§ **Records for the exercise**
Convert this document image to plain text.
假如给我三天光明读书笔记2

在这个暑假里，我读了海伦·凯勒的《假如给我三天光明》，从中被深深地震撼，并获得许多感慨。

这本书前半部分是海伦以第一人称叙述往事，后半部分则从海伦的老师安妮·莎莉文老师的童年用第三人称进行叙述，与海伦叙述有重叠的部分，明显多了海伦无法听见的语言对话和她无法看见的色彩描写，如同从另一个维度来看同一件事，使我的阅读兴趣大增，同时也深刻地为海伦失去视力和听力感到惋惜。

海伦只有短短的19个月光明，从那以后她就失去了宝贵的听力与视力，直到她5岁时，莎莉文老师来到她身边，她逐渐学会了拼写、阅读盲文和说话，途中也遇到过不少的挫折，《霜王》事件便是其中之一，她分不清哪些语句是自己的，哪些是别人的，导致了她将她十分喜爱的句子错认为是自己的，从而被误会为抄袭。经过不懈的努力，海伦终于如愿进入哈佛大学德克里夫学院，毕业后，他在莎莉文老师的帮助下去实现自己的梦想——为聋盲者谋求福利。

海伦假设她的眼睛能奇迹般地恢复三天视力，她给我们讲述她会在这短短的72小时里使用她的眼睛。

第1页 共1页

§ **What this task involves**
Write down all the entries again without a single difference.

§ **Worked solution**
Convert this document image to plain text.
假如给我三天光明读书笔记2

在这个暑假里，我读了海伦·凯勒的《假如给我三天光明》，从中被深深地震撼，并获得许多感慨。

这本书前半部分是海伦以第一人称叙述往事，后半部分则从海伦的老师安妮·莎莉文老师的童年用第三人称进行叙述，与海伦叙述有重叠的部分，明显多了海伦无法听见的语言对话和她无法看见的色彩描写，如同从另一个维度来看同一件事，使我的阅读兴趣大增，同时也深刻地为海伦失去视力和听力感到惋惜。

海伦只有短短的19个月光明，从那以后她就失去了宝贵的听力与视力，直到她5岁时，莎莉文老师来到她身边，她逐渐学会了拼写、阅读盲文和说话，途中也遇到过不少的挫折，《霜王》事件便是其中之一，她分不清哪些语句是自己的，哪些是别人的，导致了她将她十分喜爱的句子错认为是自己的，从而被误会为抄袭。经过不懈的努力，海伦终于如愿进入哈佛大学德克里夫学院，毕业后，他在莎莉文老师的帮助下去实现自己的梦想——为聋盲者谋求福利。

海伦假设她的眼睛能奇迹般地恢复三天视力，她给我们讲述她会在这短短的72小时里使用她的眼睛。

第1页 共1页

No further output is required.